# Directions for this task
Could you transcribe each of the entries below word for word, without changing a single character?

# Records for this exercise

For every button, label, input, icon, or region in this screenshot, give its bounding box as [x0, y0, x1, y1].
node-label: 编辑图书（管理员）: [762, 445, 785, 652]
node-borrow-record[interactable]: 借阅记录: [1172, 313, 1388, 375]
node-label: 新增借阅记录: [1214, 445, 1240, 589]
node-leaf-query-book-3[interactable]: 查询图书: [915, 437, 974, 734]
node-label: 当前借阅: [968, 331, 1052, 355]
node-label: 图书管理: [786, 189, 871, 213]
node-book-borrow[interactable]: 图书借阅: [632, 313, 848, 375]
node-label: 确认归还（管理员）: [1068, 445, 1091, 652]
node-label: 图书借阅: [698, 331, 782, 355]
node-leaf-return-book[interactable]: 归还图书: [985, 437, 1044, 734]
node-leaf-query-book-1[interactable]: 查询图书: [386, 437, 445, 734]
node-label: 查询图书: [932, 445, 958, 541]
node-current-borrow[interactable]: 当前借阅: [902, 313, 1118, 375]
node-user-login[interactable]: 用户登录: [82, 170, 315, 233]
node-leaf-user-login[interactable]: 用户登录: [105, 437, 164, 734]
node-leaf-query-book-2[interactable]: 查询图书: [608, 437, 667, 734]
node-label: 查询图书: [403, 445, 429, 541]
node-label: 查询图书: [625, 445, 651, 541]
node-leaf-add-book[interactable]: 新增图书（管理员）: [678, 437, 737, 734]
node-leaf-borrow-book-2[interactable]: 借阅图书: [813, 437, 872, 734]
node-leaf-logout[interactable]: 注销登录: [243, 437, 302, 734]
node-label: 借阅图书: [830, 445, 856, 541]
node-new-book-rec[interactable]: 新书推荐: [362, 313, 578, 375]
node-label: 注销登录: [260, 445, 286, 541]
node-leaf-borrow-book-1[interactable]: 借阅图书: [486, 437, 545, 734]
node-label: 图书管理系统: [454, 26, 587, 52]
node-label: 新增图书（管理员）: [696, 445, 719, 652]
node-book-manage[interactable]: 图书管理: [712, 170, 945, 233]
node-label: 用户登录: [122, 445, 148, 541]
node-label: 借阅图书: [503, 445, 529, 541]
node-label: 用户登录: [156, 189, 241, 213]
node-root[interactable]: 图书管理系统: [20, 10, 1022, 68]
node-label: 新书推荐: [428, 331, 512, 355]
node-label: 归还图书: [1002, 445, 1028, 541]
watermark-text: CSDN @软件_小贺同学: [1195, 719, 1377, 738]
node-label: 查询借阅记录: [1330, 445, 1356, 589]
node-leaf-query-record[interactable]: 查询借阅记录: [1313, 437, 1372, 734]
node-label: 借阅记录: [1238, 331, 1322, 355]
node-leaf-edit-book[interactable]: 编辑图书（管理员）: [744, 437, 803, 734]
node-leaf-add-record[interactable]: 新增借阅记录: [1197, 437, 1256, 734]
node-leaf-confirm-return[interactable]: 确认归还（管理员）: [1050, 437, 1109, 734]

# Reply to the task
For every button, label, input, icon, or region in this screenshot, give its bounding box as [x0, y0, x1, y1].
node-label: 编辑图书（管理员）: [762, 445, 785, 652]
node-borrow-record[interactable]: 借阅记录: [1172, 313, 1388, 375]
node-label: 新增借阅记录: [1214, 445, 1240, 589]
node-leaf-query-book-3[interactable]: 查询图书: [915, 437, 974, 734]
node-label: 当前借阅: [968, 331, 1052, 355]
node-label: 图书管理: [786, 189, 871, 213]
node-book-borrow[interactable]: 图书借阅: [632, 313, 848, 375]
node-label: 确认归还（管理员）: [1068, 445, 1091, 652]
node-label: 图书借阅: [698, 331, 782, 355]
node-leaf-return-book[interactable]: 归还图书: [985, 437, 1044, 734]
node-leaf-query-book-1[interactable]: 查询图书: [386, 437, 445, 734]
node-label: 查询图书: [932, 445, 958, 541]
node-current-borrow[interactable]: 当前借阅: [902, 313, 1118, 375]
node-user-login[interactable]: 用户登录: [82, 170, 315, 233]
node-leaf-user-login[interactable]: 用户登录: [105, 437, 164, 734]
node-leaf-query-book-2[interactable]: 查询图书: [608, 437, 667, 734]
node-label: 查询图书: [403, 445, 429, 541]
node-label: 查询图书: [625, 445, 651, 541]
node-leaf-add-book[interactable]: 新增图书（管理员）: [678, 437, 737, 734]
node-leaf-borrow-book-2[interactable]: 借阅图书: [813, 437, 872, 734]
node-leaf-logout[interactable]: 注销登录: [243, 437, 302, 734]
node-label: 借阅图书: [830, 445, 856, 541]
node-new-book-rec[interactable]: 新书推荐: [362, 313, 578, 375]
node-label: 注销登录: [260, 445, 286, 541]
node-leaf-borrow-book-1[interactable]: 借阅图书: [486, 437, 545, 734]
node-label: 图书管理系统: [454, 26, 587, 52]
node-label: 新增图书（管理员）: [696, 445, 719, 652]
node-book-manage[interactable]: 图书管理: [712, 170, 945, 233]
node-label: 用户登录: [122, 445, 148, 541]
node-label: 借阅图书: [503, 445, 529, 541]
node-label: 用户登录: [156, 189, 241, 213]
node-root[interactable]: 图书管理系统: [20, 10, 1022, 68]
node-label: 新书推荐: [428, 331, 512, 355]
node-label: 归还图书: [1002, 445, 1028, 541]
watermark-text: CSDN @软件_小贺同学: [1195, 719, 1377, 738]
node-label: 查询借阅记录: [1330, 445, 1356, 589]
node-leaf-query-record[interactable]: 查询借阅记录: [1313, 437, 1372, 734]
node-label: 借阅记录: [1238, 331, 1322, 355]
node-leaf-edit-book[interactable]: 编辑图书（管理员）: [744, 437, 803, 734]
node-leaf-add-record[interactable]: 新增借阅记录: [1197, 437, 1256, 734]
node-leaf-confirm-return[interactable]: 确认归还（管理员）: [1050, 437, 1109, 734]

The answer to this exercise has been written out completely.